:: Task instructions ::
Starting with the line that contains "y-tick-label: 700 — [29, 470, 57, 487]" and continuing through the line that contains "point — [351, 190, 361, 200]", with both of those lines included, output the lines of the entries below as a JSON list of strings. Give one string per line and omit any blank lines.

:: Working data ::

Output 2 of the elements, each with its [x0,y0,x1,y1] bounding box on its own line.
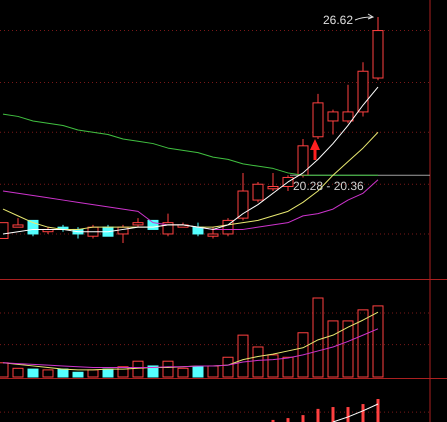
annotation: 20.28 - 20.36 [293,179,364,194]
annotation: 26.62 [322,13,354,27]
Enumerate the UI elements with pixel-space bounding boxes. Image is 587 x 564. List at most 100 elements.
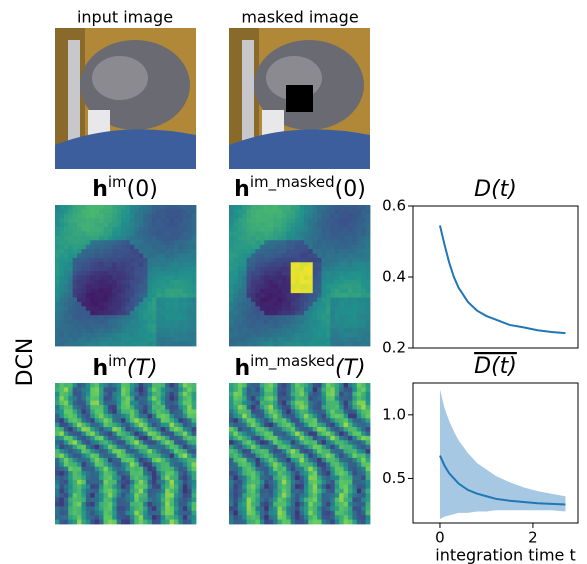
map-cell — [247, 498, 252, 503]
map-cell — [348, 502, 353, 507]
map-cell — [77, 515, 82, 520]
map-cell — [313, 515, 318, 520]
map-cell — [322, 405, 327, 410]
map-cell — [366, 502, 371, 507]
map-cell — [161, 440, 166, 445]
map-cell — [86, 498, 91, 503]
map-cell — [121, 205, 126, 210]
map-cell — [143, 240, 148, 245]
map-cell — [192, 324, 197, 329]
map-cell — [170, 324, 175, 329]
map-cell — [361, 258, 366, 263]
map-cell — [277, 328, 282, 333]
map-cell — [357, 502, 362, 507]
map-cell — [139, 440, 144, 445]
map-cell — [68, 515, 73, 520]
map-cell — [161, 454, 166, 459]
map-cell — [174, 458, 179, 463]
map-cell — [326, 320, 331, 325]
map-cell — [242, 205, 247, 210]
map-cell — [300, 467, 305, 472]
map-cell — [313, 311, 318, 316]
map-cell — [295, 227, 300, 232]
map-cell — [317, 520, 322, 525]
map-cell — [357, 262, 362, 267]
map-cell — [242, 436, 247, 441]
map-cell — [170, 520, 175, 525]
map-cell — [273, 471, 278, 476]
map-cell — [81, 383, 86, 388]
map-cell — [233, 306, 238, 311]
map-cell — [64, 387, 69, 392]
map-cell — [264, 414, 269, 419]
map-cell — [361, 218, 366, 223]
map-cell — [174, 333, 179, 338]
map-cell — [361, 276, 366, 281]
map-cell — [95, 511, 100, 516]
map-cell — [99, 427, 104, 432]
map-cell — [112, 284, 117, 289]
map-cell — [322, 440, 327, 445]
map-cell — [103, 337, 108, 342]
map-cell — [277, 427, 282, 432]
map-cell — [81, 205, 86, 210]
map-cell — [77, 489, 82, 494]
map-cell — [326, 520, 331, 525]
map-cell — [161, 328, 166, 333]
map-cell — [130, 414, 135, 419]
map-cell — [187, 511, 192, 516]
map-cell — [330, 502, 335, 507]
map-cell — [352, 396, 357, 401]
map-cell — [126, 515, 131, 520]
map-cell — [143, 328, 148, 333]
map-cell — [73, 480, 78, 485]
map-cell — [130, 267, 135, 272]
map-cell — [282, 289, 287, 294]
map-cell — [357, 471, 362, 476]
map-cell — [108, 245, 113, 250]
map-cell — [95, 315, 100, 320]
map-cell — [121, 271, 126, 276]
map-cell — [269, 515, 274, 520]
map-cell — [322, 467, 327, 472]
map-cell — [317, 267, 322, 272]
map-cell — [170, 502, 175, 507]
map-cell — [269, 298, 274, 303]
map-cell — [335, 205, 340, 210]
map-cell — [344, 205, 349, 210]
map-cell — [152, 209, 157, 214]
map-cell — [308, 506, 313, 511]
map-cell — [156, 471, 161, 476]
map-cell — [233, 493, 238, 498]
map-cell — [156, 480, 161, 485]
map-cell — [59, 337, 64, 342]
map-cell — [143, 449, 148, 454]
map-cell — [264, 214, 269, 219]
map-cell — [326, 515, 331, 520]
map-cell — [130, 409, 135, 414]
map-cell — [348, 511, 353, 516]
map-cell — [255, 414, 260, 419]
map-cell — [156, 231, 161, 236]
map-cell — [330, 414, 335, 419]
map-cell — [366, 515, 371, 520]
map-cell — [273, 298, 278, 303]
map-cell — [344, 476, 349, 481]
map-cell — [242, 298, 247, 303]
map-cell — [357, 289, 362, 294]
map-cell — [269, 493, 274, 498]
map-cell — [99, 276, 104, 281]
map-cell — [273, 480, 278, 485]
map-cell — [322, 462, 327, 467]
map-cell — [335, 258, 340, 263]
map-cell — [90, 249, 95, 254]
map-cell — [161, 311, 166, 316]
map-cell — [187, 205, 192, 210]
map-cell — [366, 414, 371, 419]
map-cell — [81, 271, 86, 276]
map-cell — [269, 392, 274, 397]
map-cell — [264, 267, 269, 272]
map-cell — [322, 506, 327, 511]
map-cell — [229, 427, 234, 432]
map-cell — [366, 511, 371, 516]
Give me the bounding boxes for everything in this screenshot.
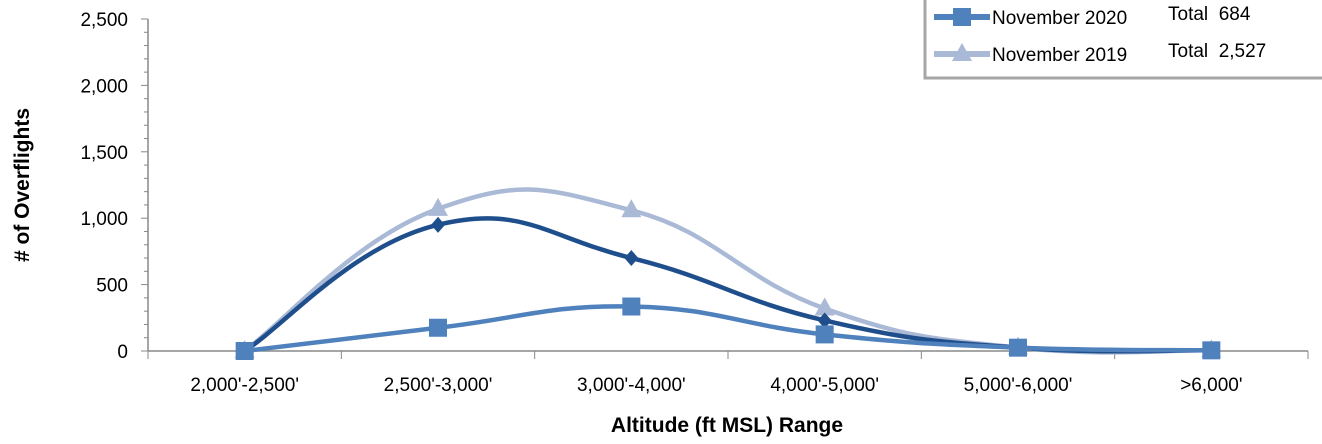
legend-label: November 2020 <box>992 8 1127 29</box>
data-point <box>235 342 254 360</box>
y-tick-label: 1,500 <box>80 143 128 164</box>
x-tick-label: 2,000'-2,500' <box>190 375 299 396</box>
data-point <box>814 297 835 316</box>
y-tick-label: 2,500 <box>80 10 128 31</box>
legend-entry: November 2020 Total 684 <box>934 4 1251 29</box>
legend-total: Total 2,527 <box>1168 41 1266 62</box>
x-tick-label: >6,000' <box>1180 375 1242 396</box>
legend-marker <box>952 43 972 61</box>
y-tick-label: 0 <box>117 342 128 363</box>
data-point <box>428 197 448 216</box>
x-tick-label: 2,500'-3,000' <box>384 375 493 396</box>
data-point <box>815 325 834 344</box>
series-layer <box>234 187 1222 360</box>
data-point <box>621 199 642 218</box>
series-line <box>243 187 1212 355</box>
data-point <box>429 318 447 337</box>
data-point <box>431 216 445 233</box>
data-point <box>624 250 639 267</box>
data-point <box>622 297 641 316</box>
legend-label: November 2019 <box>992 45 1127 66</box>
y-axis-title: # of Overflights <box>11 108 34 262</box>
legend-total: Total 684 <box>1168 4 1251 25</box>
legend-box <box>923 0 1322 80</box>
legend-marker <box>953 8 971 26</box>
data-point <box>817 312 832 329</box>
data-point <box>1202 341 1221 360</box>
x-tick-label: 5,000'-6,000' <box>964 375 1073 396</box>
series-line <box>244 304 1212 354</box>
data-point <box>1009 338 1027 357</box>
legend-entry: November 2019 Total 2,527 <box>934 41 1266 66</box>
y-tick-label: 2,000 <box>80 76 128 97</box>
y-tick-label: 1,000 <box>80 209 128 230</box>
y-axis: 0 500 1,000 1,500 2,000 2,500 <box>80 10 149 363</box>
legend: November 2020 Total 684 November 2019 Total… <box>923 0 1322 80</box>
x-axis: 2,000'-2,500' 2,500'-3,000' 3,000'-4,000' 4… <box>147 350 1309 396</box>
x-tick-label: 3,000'-4,000' <box>577 375 686 396</box>
series-unlabeled-1 <box>237 216 1219 359</box>
x-axis-title: Altitude (ft MSL) Range <box>611 414 843 437</box>
y-tick-label: 500 <box>96 276 128 297</box>
x-tick-label: 4,000'-5,000' <box>770 375 879 396</box>
series-november-2020 <box>235 297 1221 360</box>
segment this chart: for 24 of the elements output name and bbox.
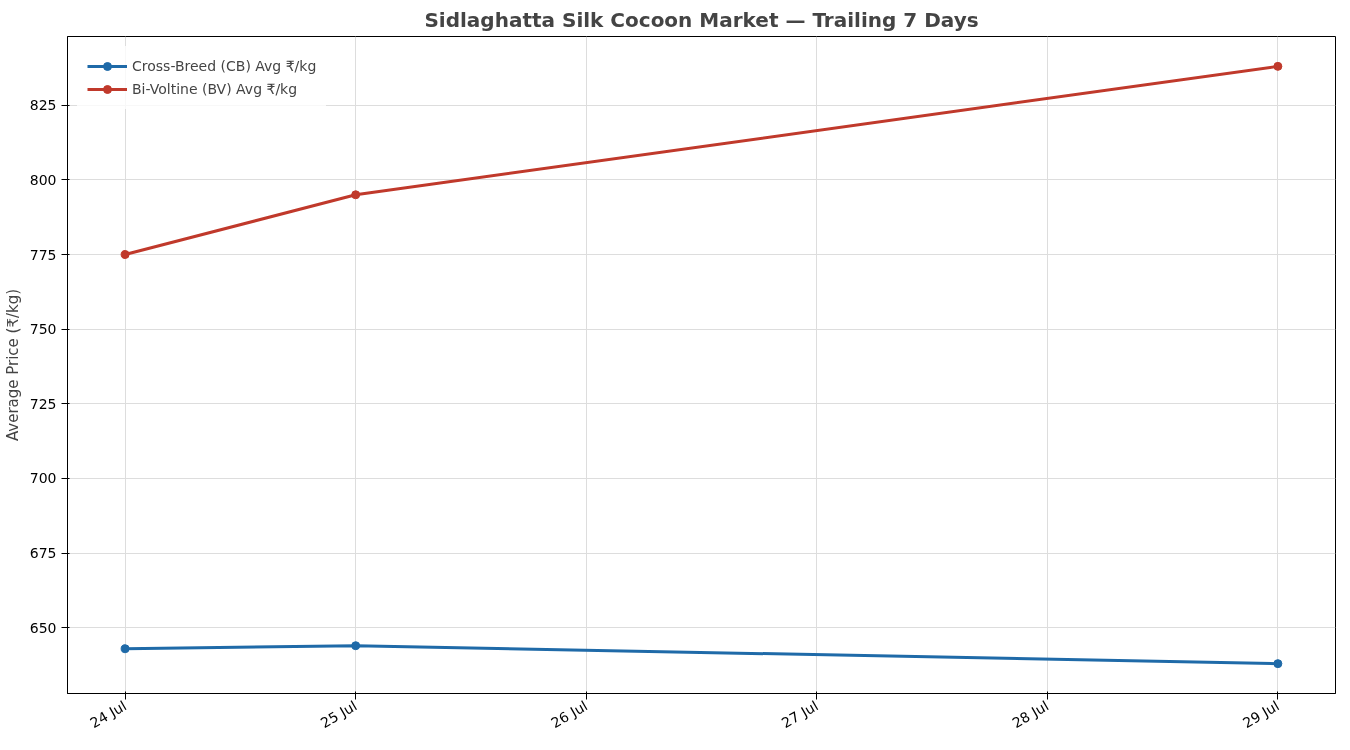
y-tick-label: 700 — [29, 470, 57, 487]
x-tick-label: 29 Jul — [1239, 697, 1282, 732]
y-tick-label: 675 — [29, 545, 57, 562]
x-tick-label: 25 Jul — [317, 697, 360, 732]
y-tick-label: 775 — [29, 246, 57, 263]
y-tick-label: 825 — [29, 97, 57, 114]
x-tick-label: 24 Jul — [87, 697, 130, 732]
y-tick-label: 650 — [29, 619, 57, 636]
y-tick-label: 750 — [29, 321, 57, 338]
point — [351, 641, 361, 651]
point — [351, 190, 361, 200]
point — [120, 644, 130, 654]
y-tick-label: 725 — [29, 395, 57, 412]
point — [120, 250, 130, 259]
point — [1273, 659, 1283, 669]
legend-label: Bi-Voltine (BV) Avg ₹/kg — [132, 81, 298, 97]
chart-title: Sidlaghatta Silk Cocoon Market — Trailing 7 Days — [424, 7, 979, 32]
legend-label: Cross-Breed (CB) Avg ₹/kg — [132, 58, 317, 74]
y-axis-title: Average Price (₹/kg) — [3, 288, 22, 442]
x-tick-label: 26 Jul — [548, 697, 591, 732]
point — [1273, 61, 1283, 71]
x-tick-label: 27 Jul — [778, 697, 821, 732]
y-tick-label: 800 — [29, 171, 57, 188]
x-tick-label: 28 Jul — [1009, 697, 1052, 732]
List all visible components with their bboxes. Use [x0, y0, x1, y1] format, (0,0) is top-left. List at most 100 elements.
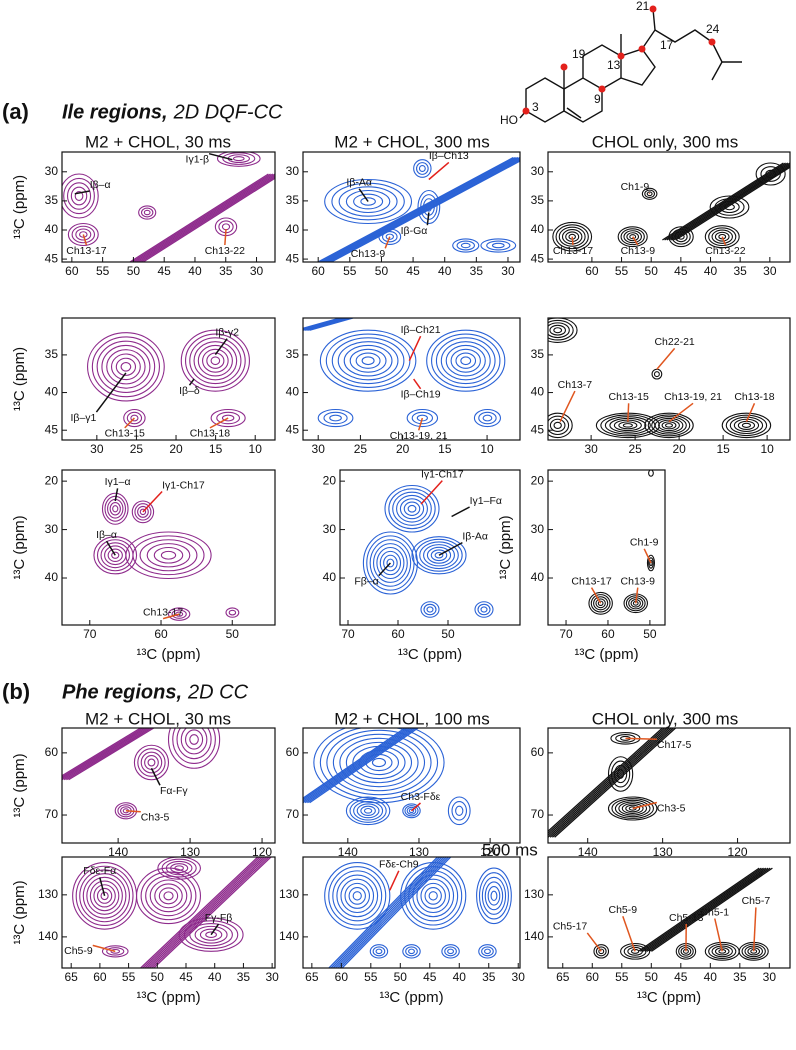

:: Task answer ::
[
  "y-tick-label: 700 — [29, 470, 57, 487]",
  "x-tick-label: 29 Jul — [1239, 697, 1282, 732]",
  "y-tick-label: 675 — [29, 545, 57, 562]",
  "x-tick-label: 25 Jul — [317, 697, 360, 732]",
  "y-tick-label: 775 — [29, 246, 57, 263]",
  "y-tick-label: 825 — [29, 97, 57, 114]",
  "x-tick-label: 24 Jul — [87, 697, 130, 732]",
  "y-tick-label: 650 — [29, 619, 57, 636]",
  "y-tick-label: 750 — [29, 321, 57, 338]",
  "point — [351, 641, 361, 651]",
  "point — [351, 190, 361, 200]"
]